**Listed records**
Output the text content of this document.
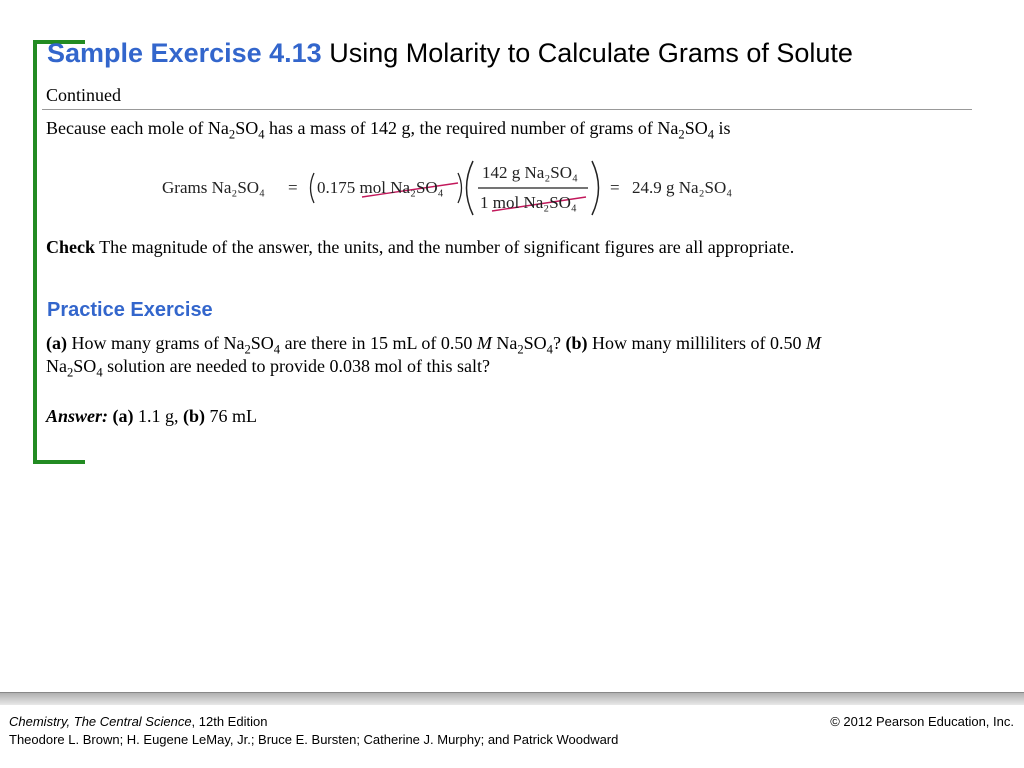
Sample Exercise 4.13 Using Molarity to Calculate Grams of Solute
Continued
Because each mole of $Na_2SO_4$ has a mass of 142 g, the required number of grams of $Na_2SO_4$ is
Grams Na₂SO₄ = 0.175 mol Na₂SO₄
142 g Na₂SO₄
1 mol Na₂SO₄
= 24.9 g Na₂SO₄
Check The magnitude of the answer, the units, and the number of significant figures are all appropriate.
Practice Exercise
(a) How many grams of $Na_2SO_4$ are there in 15 mL of 0.50 M $Na_2SO_4$? (b) How many milliliters of 0.50 M
$Na_2SO_4$ solution are needed to provide 0.038 mol of this salt?
Answer: (a) 1.1 g, (b) 76 mL
Chemistry, The Central Science, 12th Edition
Theodore L. Brown; H. Eugene LeMay, Jr.; Bruce E. Bursten; Catherine J. Murphy; and Patrick Woodward
© 2012 Pearson Education, Inc.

**Stated goal**
Without the pictures, transcribe the listing above exactly.

**Reply to the task**
Output the text content of this document.
Sample Exercise 4.13 Using Molarity to Calculate Grams of Solute
Continued
Because each mole of $Na_2SO_4$ has a mass of 142 g, the required number of grams of $Na_2SO_4$ is
Grams Na₂SO₄ = 0.175 mol Na₂SO₄
142 g Na₂SO₄
1 mol Na₂SO₄
= 24.9 g Na₂SO₄
Check The magnitude of the answer, the units, and the number of significant figures are all appropriate.
Practice Exercise
(a) How many grams of $Na_2SO_4$ are there in 15 mL of 0.50 M $Na_2SO_4$? (b) How many milliliters of 0.50 M
$Na_2SO_4$ solution are needed to provide 0.038 mol of this salt?
Answer: (a) 1.1 g, (b) 76 mL
Chemistry, The Central Science, 12th Edition
Theodore L. Brown; H. Eugene LeMay, Jr.; Bruce E. Bursten; Catherine J. Murphy; and Patrick Woodward
© 2012 Pearson Education, Inc.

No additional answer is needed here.